[GIVEN PROBLEM]: Reproduce the listing below verbatim.

** begin **

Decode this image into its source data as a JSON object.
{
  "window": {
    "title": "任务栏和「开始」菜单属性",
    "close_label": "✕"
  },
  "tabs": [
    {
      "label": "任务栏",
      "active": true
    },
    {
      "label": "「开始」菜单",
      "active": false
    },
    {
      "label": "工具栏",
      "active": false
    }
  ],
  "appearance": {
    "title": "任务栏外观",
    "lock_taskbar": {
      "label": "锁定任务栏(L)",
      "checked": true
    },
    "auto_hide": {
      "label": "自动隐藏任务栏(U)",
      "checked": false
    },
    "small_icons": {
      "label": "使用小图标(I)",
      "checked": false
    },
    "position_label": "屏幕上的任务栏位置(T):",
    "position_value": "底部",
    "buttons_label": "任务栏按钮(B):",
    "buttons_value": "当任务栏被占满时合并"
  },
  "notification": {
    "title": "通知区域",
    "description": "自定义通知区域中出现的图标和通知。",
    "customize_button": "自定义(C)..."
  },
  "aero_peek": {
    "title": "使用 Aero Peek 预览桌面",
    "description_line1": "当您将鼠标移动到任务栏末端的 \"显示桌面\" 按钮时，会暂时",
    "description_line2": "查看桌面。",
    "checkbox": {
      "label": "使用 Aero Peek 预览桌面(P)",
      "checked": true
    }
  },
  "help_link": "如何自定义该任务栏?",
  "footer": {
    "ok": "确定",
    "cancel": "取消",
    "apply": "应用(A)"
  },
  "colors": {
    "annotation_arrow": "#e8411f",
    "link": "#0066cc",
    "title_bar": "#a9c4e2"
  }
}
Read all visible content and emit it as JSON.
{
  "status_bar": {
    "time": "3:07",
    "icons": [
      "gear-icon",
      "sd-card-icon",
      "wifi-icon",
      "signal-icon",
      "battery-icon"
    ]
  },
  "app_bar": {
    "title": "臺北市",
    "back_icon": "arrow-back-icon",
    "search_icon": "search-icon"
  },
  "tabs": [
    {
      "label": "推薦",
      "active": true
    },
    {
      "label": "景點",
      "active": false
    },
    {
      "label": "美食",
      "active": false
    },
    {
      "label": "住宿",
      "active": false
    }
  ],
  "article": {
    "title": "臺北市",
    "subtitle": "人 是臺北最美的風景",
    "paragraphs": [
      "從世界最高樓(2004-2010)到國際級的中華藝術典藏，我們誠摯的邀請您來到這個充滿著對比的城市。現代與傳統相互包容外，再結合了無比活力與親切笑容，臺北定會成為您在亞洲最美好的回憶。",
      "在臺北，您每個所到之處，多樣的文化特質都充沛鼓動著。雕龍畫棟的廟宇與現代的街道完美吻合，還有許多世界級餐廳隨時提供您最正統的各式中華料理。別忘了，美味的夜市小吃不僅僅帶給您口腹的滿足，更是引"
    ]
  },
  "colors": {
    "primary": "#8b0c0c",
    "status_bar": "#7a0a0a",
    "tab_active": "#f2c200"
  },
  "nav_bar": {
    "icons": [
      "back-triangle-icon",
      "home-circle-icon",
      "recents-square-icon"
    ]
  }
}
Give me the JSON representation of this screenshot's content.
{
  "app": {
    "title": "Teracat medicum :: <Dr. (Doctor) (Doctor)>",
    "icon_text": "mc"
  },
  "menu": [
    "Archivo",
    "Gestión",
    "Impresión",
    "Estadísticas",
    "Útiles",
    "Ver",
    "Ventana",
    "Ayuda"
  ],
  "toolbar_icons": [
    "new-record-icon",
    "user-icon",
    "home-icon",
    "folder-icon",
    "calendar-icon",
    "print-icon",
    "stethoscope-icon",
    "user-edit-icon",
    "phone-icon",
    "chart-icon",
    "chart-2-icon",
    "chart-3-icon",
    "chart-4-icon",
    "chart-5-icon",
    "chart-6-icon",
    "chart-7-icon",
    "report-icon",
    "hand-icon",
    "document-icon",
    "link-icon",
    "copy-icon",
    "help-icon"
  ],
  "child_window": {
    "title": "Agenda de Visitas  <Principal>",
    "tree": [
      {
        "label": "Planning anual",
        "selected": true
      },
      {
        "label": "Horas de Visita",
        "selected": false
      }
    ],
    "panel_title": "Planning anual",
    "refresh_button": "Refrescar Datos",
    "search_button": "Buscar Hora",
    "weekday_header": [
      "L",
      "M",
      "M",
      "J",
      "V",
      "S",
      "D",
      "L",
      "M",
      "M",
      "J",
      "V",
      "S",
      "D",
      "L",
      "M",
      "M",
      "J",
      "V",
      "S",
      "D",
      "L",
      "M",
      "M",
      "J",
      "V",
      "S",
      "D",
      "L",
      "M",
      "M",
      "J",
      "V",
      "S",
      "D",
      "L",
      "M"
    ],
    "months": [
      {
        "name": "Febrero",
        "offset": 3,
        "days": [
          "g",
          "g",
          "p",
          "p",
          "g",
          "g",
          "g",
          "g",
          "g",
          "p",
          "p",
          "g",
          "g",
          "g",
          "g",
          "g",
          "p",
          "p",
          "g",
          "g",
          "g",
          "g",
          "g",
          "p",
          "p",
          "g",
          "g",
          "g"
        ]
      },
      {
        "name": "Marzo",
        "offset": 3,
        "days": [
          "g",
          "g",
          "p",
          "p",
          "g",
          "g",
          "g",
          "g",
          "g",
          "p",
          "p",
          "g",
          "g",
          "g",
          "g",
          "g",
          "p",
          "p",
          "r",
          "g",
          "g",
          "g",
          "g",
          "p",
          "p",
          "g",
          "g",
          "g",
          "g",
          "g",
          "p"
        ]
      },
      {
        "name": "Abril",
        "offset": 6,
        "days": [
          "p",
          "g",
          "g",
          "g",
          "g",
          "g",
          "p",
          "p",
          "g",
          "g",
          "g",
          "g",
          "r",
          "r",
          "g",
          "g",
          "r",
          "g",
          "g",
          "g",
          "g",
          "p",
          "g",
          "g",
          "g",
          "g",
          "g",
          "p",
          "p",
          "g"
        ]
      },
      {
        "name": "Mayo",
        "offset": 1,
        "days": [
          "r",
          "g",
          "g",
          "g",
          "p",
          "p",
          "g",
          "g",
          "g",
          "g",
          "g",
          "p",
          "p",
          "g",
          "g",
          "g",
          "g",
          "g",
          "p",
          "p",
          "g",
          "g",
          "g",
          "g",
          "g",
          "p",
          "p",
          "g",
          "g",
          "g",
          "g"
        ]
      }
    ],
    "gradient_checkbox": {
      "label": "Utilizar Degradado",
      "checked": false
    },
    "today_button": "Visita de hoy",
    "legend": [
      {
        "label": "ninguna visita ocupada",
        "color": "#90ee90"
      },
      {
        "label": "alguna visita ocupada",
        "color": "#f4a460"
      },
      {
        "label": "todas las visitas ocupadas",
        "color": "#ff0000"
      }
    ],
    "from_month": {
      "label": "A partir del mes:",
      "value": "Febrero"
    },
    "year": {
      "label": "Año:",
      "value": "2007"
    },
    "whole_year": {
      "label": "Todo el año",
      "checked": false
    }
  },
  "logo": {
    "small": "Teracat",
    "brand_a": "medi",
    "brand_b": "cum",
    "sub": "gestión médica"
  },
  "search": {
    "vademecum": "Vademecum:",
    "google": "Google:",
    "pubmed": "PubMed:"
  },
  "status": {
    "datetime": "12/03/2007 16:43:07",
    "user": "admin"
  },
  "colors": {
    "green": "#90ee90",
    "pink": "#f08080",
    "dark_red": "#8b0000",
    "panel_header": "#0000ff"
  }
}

** end **

[THE COMPLETED TASK]:
Decode this image into its source data as a JSON object.
{
  "window": {
    "title": "任务栏和「开始」菜单属性",
    "close_label": "✕"
  },
  "tabs": [
    {
      "label": "任务栏",
      "active": true
    },
    {
      "label": "「开始」菜单",
      "active": false
    },
    {
      "label": "工具栏",
      "active": false
    }
  ],
  "appearance": {
    "title": "任务栏外观",
    "lock_taskbar": {
      "label": "锁定任务栏(L)",
      "checked": true
    },
    "auto_hide": {
      "label": "自动隐藏任务栏(U)",
      "checked": false
    },
    "small_icons": {
      "label": "使用小图标(I)",
      "checked": false
    },
    "position_label": "屏幕上的任务栏位置(T):",
    "position_value": "底部",
    "buttons_label": "任务栏按钮(B):",
    "buttons_value": "当任务栏被占满时合并"
  },
  "notification": {
    "title": "通知区域",
    "description": "自定义通知区域中出现的图标和通知。",
    "customize_button": "自定义(C)..."
  },
  "aero_peek": {
    "title": "使用 Aero Peek 预览桌面",
    "description_line1": "当您将鼠标移动到任务栏末端的 \"显示桌面\" 按钮时，会暂时",
    "description_line2": "查看桌面。",
    "checkbox": {
      "label": "使用 Aero Peek 预览桌面(P)",
      "checked": true
    }
  },
  "help_link": "如何自定义该任务栏?",
  "footer": {
    "ok": "确定",
    "cancel": "取消",
    "apply": "应用(A)"
  },
  "colors": {
    "annotation_arrow": "#e8411f",
    "link": "#0066cc",
    "title_bar": "#a9c4e2"
  }
}
Read all visible content and emit it as JSON.
{
  "status_bar": {
    "time": "3:07",
    "icons": [
      "gear-icon",
      "sd-card-icon",
      "wifi-icon",
      "signal-icon",
      "battery-icon"
    ]
  },
  "app_bar": {
    "title": "臺北市",
    "back_icon": "arrow-back-icon",
    "search_icon": "search-icon"
  },
  "tabs": [
    {
      "label": "推薦",
      "active": true
    },
    {
      "label": "景點",
      "active": false
    },
    {
      "label": "美食",
      "active": false
    },
    {
      "label": "住宿",
      "active": false
    }
  ],
  "article": {
    "title": "臺北市",
    "subtitle": "人 是臺北最美的風景",
    "paragraphs": [
      "從世界最高樓(2004-2010)到國際級的中華藝術典藏，我們誠摯的邀請您來到這個充滿著對比的城市。現代與傳統相互包容外，再結合了無比活力與親切笑容，臺北定會成為您在亞洲最美好的回憶。",
      "在臺北，您每個所到之處，多樣的文化特質都充沛鼓動著。雕龍畫棟的廟宇與現代的街道完美吻合，還有許多世界級餐廳隨時提供您最正統的各式中華料理。別忘了，美味的夜市小吃不僅僅帶給您口腹的滿足，更是引"
    ]
  },
  "colors": {
    "primary": "#8b0c0c",
    "status_bar": "#7a0a0a",
    "tab_active": "#f2c200"
  },
  "nav_bar": {
    "icons": [
      "back-triangle-icon",
      "home-circle-icon",
      "recents-square-icon"
    ]
  }
}
Give me the JSON representation of this screenshot's content.
{
  "app": {
    "title": "Teracat medicum :: <Dr. (Doctor) (Doctor)>",
    "icon_text": "mc"
  },
  "menu": [
    "Archivo",
    "Gestión",
    "Impresión",
    "Estadísticas",
    "Útiles",
    "Ver",
    "Ventana",
    "Ayuda"
  ],
  "toolbar_icons": [
    "new-record-icon",
    "user-icon",
    "home-icon",
    "folder-icon",
    "calendar-icon",
    "print-icon",
    "stethoscope-icon",
    "user-edit-icon",
    "phone-icon",
    "chart-icon",
    "chart-2-icon",
    "chart-3-icon",
    "chart-4-icon",
    "chart-5-icon",
    "chart-6-icon",
    "chart-7-icon",
    "report-icon",
    "hand-icon",
    "document-icon",
    "link-icon",
    "copy-icon",
    "help-icon"
  ],
  "child_window": {
    "title": "Agenda de Visitas  <Principal>",
    "tree": [
      {
        "label": "Planning anual",
        "selected": true
      },
      {
        "label": "Horas de Visita",
        "selected": false
      }
    ],
    "panel_title": "Planning anual",
    "refresh_button": "Refrescar Datos",
    "search_button": "Buscar Hora",
    "weekday_header": [
      "L",
      "M",
      "M",
      "J",
      "V",
      "S",
      "D",
      "L",
      "M",
      "M",
      "J",
      "V",
      "S",
      "D",
      "L",
      "M",
      "M",
      "J",
      "V",
      "S",
      "D",
      "L",
      "M",
      "M",
      "J",
      "V",
      "S",
      "D",
      "L",
      "M",
      "M",
      "J",
      "V",
      "S",
      "D",
      "L",
      "M"
    ],
    "months": [
      {
        "name": "Febrero",
        "offset": 3,
        "days": [
          "g",
          "g",
          "p",
          "p",
          "g",
          "g",
          "g",
          "g",
          "g",
          "p",
          "p",
          "g",
          "g",
          "g",
          "g",
          "g",
          "p",
          "p",
          "g",
          "g",
          "g",
          "g",
          "g",
          "p",
          "p",
          "g",
          "g",
          "g"
        ]
      },
      {
        "name": "Marzo",
        "offset": 3,
        "days": [
          "g",
          "g",
          "p",
          "p",
          "g",
          "g",
          "g",
          "g",
          "g",
          "p",
          "p",
          "g",
          "g",
          "g",
          "g",
          "g",
          "p",
          "p",
          "r",
          "g",
          "g",
          "g",
          "g",
          "p",
          "p",
          "g",
          "g",
          "g",
          "g",
          "g",
          "p"
        ]
      },
      {
        "name": "Abril",
        "offset": 6,
        "days": [
          "p",
          "g",
          "g",
          "g",
          "g",
          "g",
          "p",
          "p",
          "g",
          "g",
          "g",
          "g",
          "r",
          "r",
          "g",
          "g",
          "r",
          "g",
          "g",
          "g",
          "g",
          "p",
          "g",
          "g",
          "g",
          "g",
          "g",
          "p",
          "p",
          "g"
        ]
      },
      {
        "name": "Mayo",
        "offset": 1,
        "days": [
          "r",
          "g",
          "g",
          "g",
          "p",
          "p",
          "g",
          "g",
          "g",
          "g",
          "g",
          "p",
          "p",
          "g",
          "g",
          "g",
          "g",
          "g",
          "p",
          "p",
          "g",
          "g",
          "g",
          "g",
          "g",
          "p",
          "p",
          "g",
          "g",
          "g",
          "g"
        ]
      }
    ],
    "gradient_checkbox": {
      "label": "Utilizar Degradado",
      "checked": false
    },
    "today_button": "Visita de hoy",
    "legend": [
      {
        "label": "ninguna visita ocupada",
        "color": "#90ee90"
      },
      {
        "label": "alguna visita ocupada",
        "color": "#f4a460"
      },
      {
        "label": "todas las visitas ocupadas",
        "color": "#ff0000"
      }
    ],
    "from_month": {
      "label": "A partir del mes:",
      "value": "Febrero"
    },
    "year": {
      "label": "Año:",
      "value": "2007"
    },
    "whole_year": {
      "label": "Todo el año",
      "checked": false
    }
  },
  "logo": {
    "small": "Teracat",
    "brand_a": "medi",
    "brand_b": "cum",
    "sub": "gestión médica"
  },
  "search": {
    "vademecum": "Vademecum:",
    "google": "Google:",
    "pubmed": "PubMed:"
  },
  "status": {
    "datetime": "12/03/2007 16:43:07",
    "user": "admin"
  },
  "colors": {
    "green": "#90ee90",
    "pink": "#f08080",
    "dark_red": "#8b0000",
    "panel_header": "#0000ff"
  }
}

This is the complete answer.